==== Source material

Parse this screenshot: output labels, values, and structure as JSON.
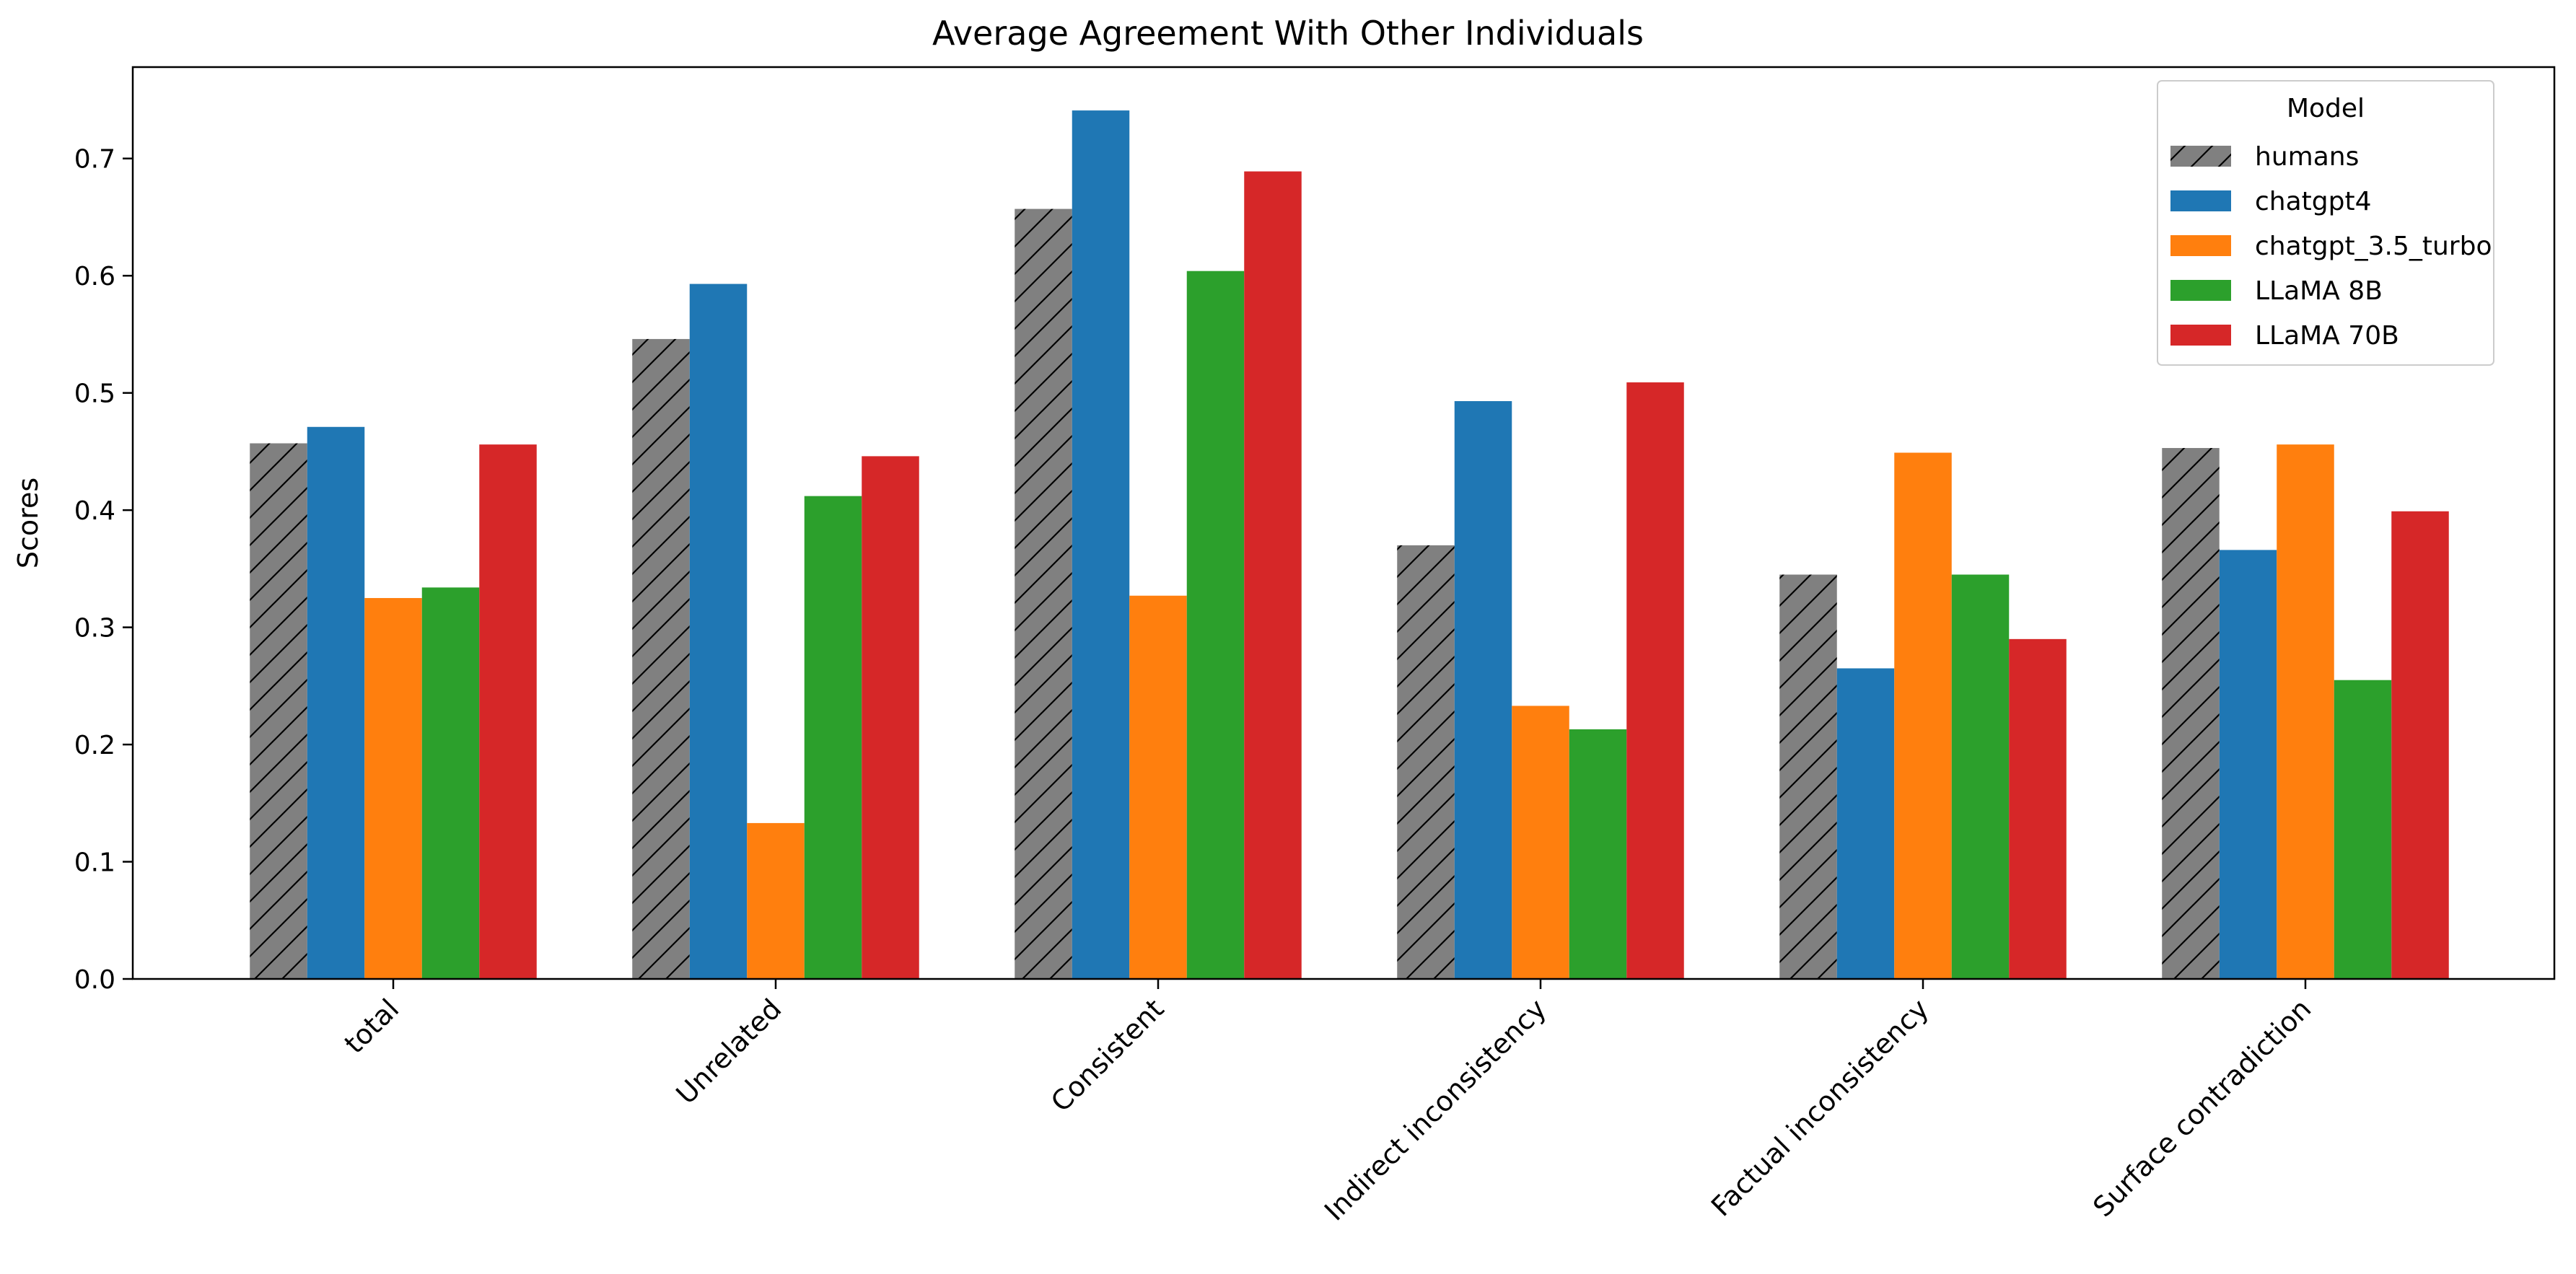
{
  "chart_data": {
    "type": "bar",
    "title": "Average Agreement With Other Individuals",
    "xlabel": "",
    "ylabel": "Scores",
    "ylim": [
      0,
      0.778
    ],
    "yticks": [
      0.0,
      0.1,
      0.2,
      0.3,
      0.4,
      0.5,
      0.6,
      0.7
    ],
    "ytick_labels": [
      "0.0",
      "0.1",
      "0.2",
      "0.3",
      "0.4",
      "0.5",
      "0.6",
      "0.7"
    ],
    "grid": false,
    "legend": {
      "title": "Model",
      "placement": "top-right"
    },
    "categories": [
      "total",
      "Unrelated",
      "Consistent",
      "Indirect inconsistency",
      "Factual inconsistency",
      "Surface contradiction"
    ],
    "series": [
      {
        "name": "humans",
        "color": "#808080",
        "hatch": true,
        "values": [
          0.457,
          0.546,
          0.657,
          0.37,
          0.345,
          0.453
        ]
      },
      {
        "name": "chatgpt4",
        "color": "#1f77b4",
        "hatch": false,
        "values": [
          0.471,
          0.593,
          0.741,
          0.493,
          0.265,
          0.366
        ]
      },
      {
        "name": "chatgpt_3.5_turbo",
        "color": "#ff7f0e",
        "hatch": false,
        "values": [
          0.325,
          0.133,
          0.327,
          0.233,
          0.449,
          0.456
        ]
      },
      {
        "name": "LLaMA 8B",
        "color": "#2ca02c",
        "hatch": false,
        "values": [
          0.334,
          0.412,
          0.604,
          0.213,
          0.345,
          0.255
        ]
      },
      {
        "name": "LLaMA 70B",
        "color": "#d62728",
        "hatch": false,
        "values": [
          0.456,
          0.446,
          0.689,
          0.509,
          0.29,
          0.399
        ]
      }
    ]
  }
}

========

Reproduce all of the material exactly, apart from the pictures.

Parse this screenshot: output labels, values, and structure as JSON.
{
  "chart_data": {
    "type": "bar",
    "title": "Average Agreement With Other Individuals",
    "xlabel": "",
    "ylabel": "Scores",
    "ylim": [
      0,
      0.778
    ],
    "yticks": [
      0.0,
      0.1,
      0.2,
      0.3,
      0.4,
      0.5,
      0.6,
      0.7
    ],
    "ytick_labels": [
      "0.0",
      "0.1",
      "0.2",
      "0.3",
      "0.4",
      "0.5",
      "0.6",
      "0.7"
    ],
    "grid": false,
    "legend": {
      "title": "Model",
      "placement": "top-right"
    },
    "categories": [
      "total",
      "Unrelated",
      "Consistent",
      "Indirect inconsistency",
      "Factual inconsistency",
      "Surface contradiction"
    ],
    "series": [
      {
        "name": "humans",
        "color": "#808080",
        "hatch": true,
        "values": [
          0.457,
          0.546,
          0.657,
          0.37,
          0.345,
          0.453
        ]
      },
      {
        "name": "chatgpt4",
        "color": "#1f77b4",
        "hatch": false,
        "values": [
          0.471,
          0.593,
          0.741,
          0.493,
          0.265,
          0.366
        ]
      },
      {
        "name": "chatgpt_3.5_turbo",
        "color": "#ff7f0e",
        "hatch": false,
        "values": [
          0.325,
          0.133,
          0.327,
          0.233,
          0.449,
          0.456
        ]
      },
      {
        "name": "LLaMA 8B",
        "color": "#2ca02c",
        "hatch": false,
        "values": [
          0.334,
          0.412,
          0.604,
          0.213,
          0.345,
          0.255
        ]
      },
      {
        "name": "LLaMA 70B",
        "color": "#d62728",
        "hatch": false,
        "values": [
          0.456,
          0.446,
          0.689,
          0.509,
          0.29,
          0.399
        ]
      }
    ]
  }
}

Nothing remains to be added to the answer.